## start
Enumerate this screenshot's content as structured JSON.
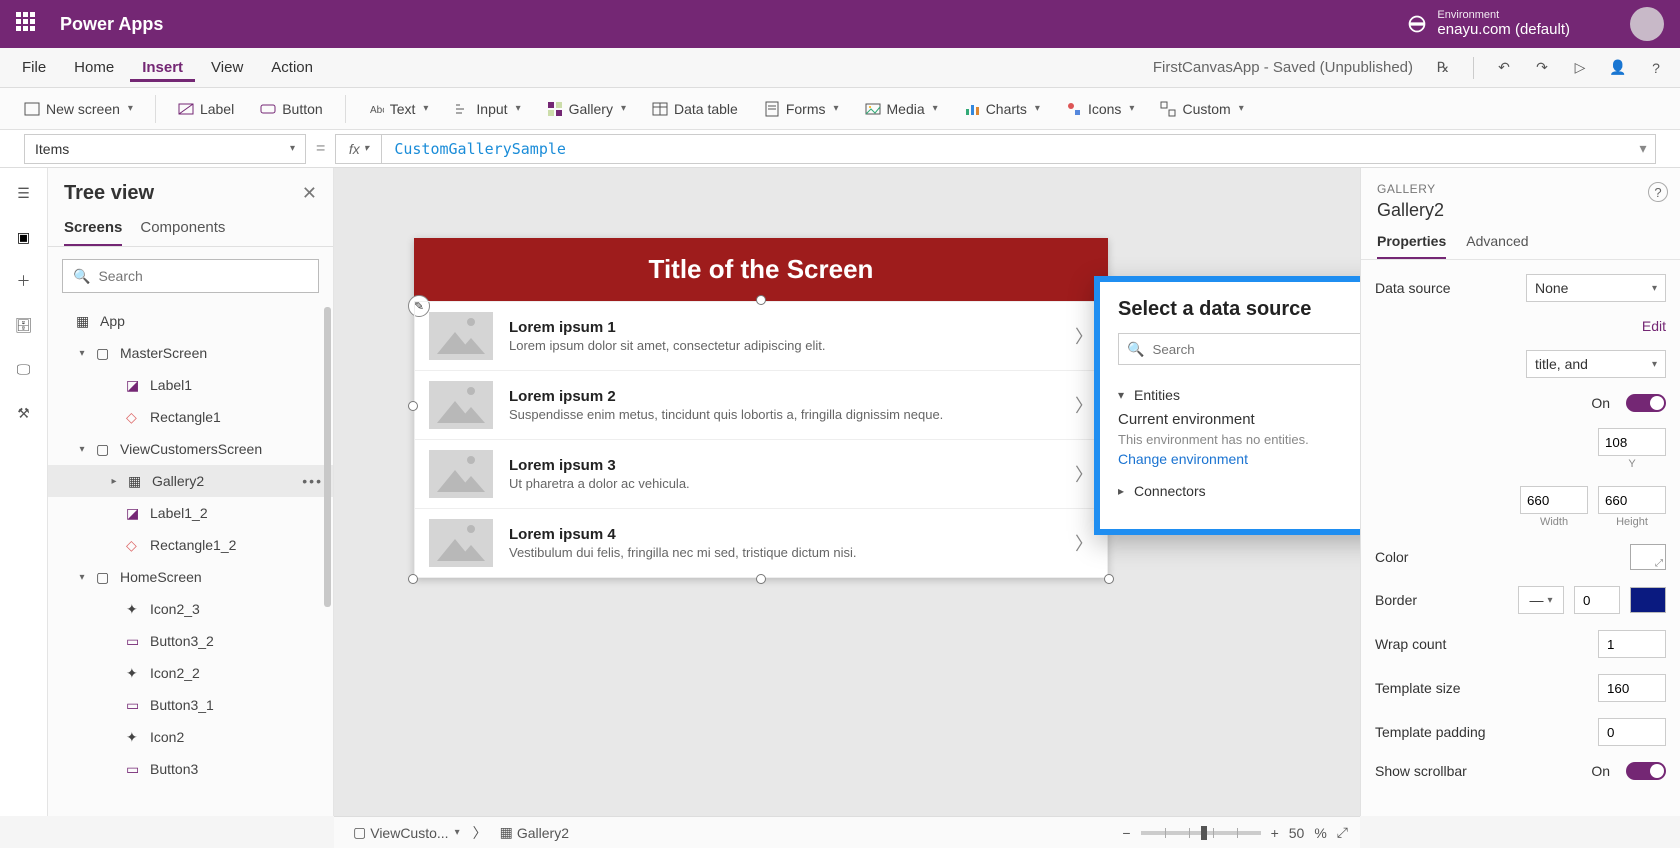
{
  "brand": "Power Apps",
  "environment": {
    "label": "Environment",
    "name": "enayu.com (default)"
  },
  "menu": {
    "file": "File",
    "home": "Home",
    "insert": "Insert",
    "view": "View",
    "action": "Action"
  },
  "docTitle": "FirstCanvasApp - Saved (Unpublished)",
  "ribbon": {
    "newScreen": "New screen",
    "label": "Label",
    "button": "Button",
    "text": "Text",
    "input": "Input",
    "gallery": "Gallery",
    "dataTable": "Data table",
    "forms": "Forms",
    "media": "Media",
    "charts": "Charts",
    "icons": "Icons",
    "custom": "Custom"
  },
  "formula": {
    "property": "Items",
    "value": "CustomGallerySample"
  },
  "tree": {
    "title": "Tree view",
    "tabs": {
      "screens": "Screens",
      "components": "Components"
    },
    "searchPlaceholder": "Search",
    "nodes": {
      "app": "App",
      "master": "MasterScreen",
      "label1": "Label1",
      "rect1": "Rectangle1",
      "viewCust": "ViewCustomersScreen",
      "gallery2": "Gallery2",
      "label1_2": "Label1_2",
      "rect1_2": "Rectangle1_2",
      "home": "HomeScreen",
      "icon2_3": "Icon2_3",
      "btn3_2": "Button3_2",
      "icon2_2": "Icon2_2",
      "btn3_1": "Button3_1",
      "icon2": "Icon2",
      "btn3": "Button3"
    }
  },
  "canvas": {
    "header": "Title of the Screen",
    "rows": [
      {
        "t": "Lorem ipsum 1",
        "s": "Lorem ipsum dolor sit amet, consectetur adipiscing elit."
      },
      {
        "t": "Lorem ipsum 2",
        "s": "Suspendisse enim metus, tincidunt quis lobortis a, fringilla dignissim neque."
      },
      {
        "t": "Lorem ipsum 3",
        "s": "Ut pharetra a dolor ac vehicula."
      },
      {
        "t": "Lorem ipsum 4",
        "s": "Vestibulum dui felis, fringilla nec mi sed, tristique dictum nisi."
      }
    ]
  },
  "dsPopup": {
    "title": "Select a data source",
    "searchPlaceholder": "Search",
    "entities": "Entities",
    "currentEnv": "Current environment",
    "noEntities": "This environment has no entities.",
    "changeEnv": "Change environment",
    "connectors": "Connectors"
  },
  "props": {
    "sectionLabel": "GALLERY",
    "name": "Gallery2",
    "tabs": {
      "properties": "Properties",
      "advanced": "Advanced"
    },
    "dataSource": {
      "label": "Data source",
      "value": "None"
    },
    "edit": "Edit",
    "layoutHint": "title, and",
    "visible": {
      "on": "On"
    },
    "pos": {
      "y": "108",
      "yl": "Y",
      "w": "660",
      "wl": "Width",
      "h": "660",
      "hl": "Height"
    },
    "color": {
      "label": "Color"
    },
    "border": {
      "label": "Border",
      "width": "0"
    },
    "wrap": {
      "label": "Wrap count",
      "value": "1"
    },
    "tsize": {
      "label": "Template size",
      "value": "160"
    },
    "tpad": {
      "label": "Template padding",
      "value": "0"
    },
    "scroll": {
      "label": "Show scrollbar",
      "on": "On"
    }
  },
  "status": {
    "screen": "ViewCusto...",
    "control": "Gallery2",
    "zoom": "50",
    "pct": "%"
  }
}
## end
▶ _Exercise instructions_:
Pick out each line in the material containing "fringilla".

▶ _Solution to this exercise_:
        "s": "Suspendisse enim metus, tincidunt quis lobortis a, fringilla dignissim neque."
        "s": "Vestibulum dui felis, fringilla nec mi sed, tristique dictum nisi."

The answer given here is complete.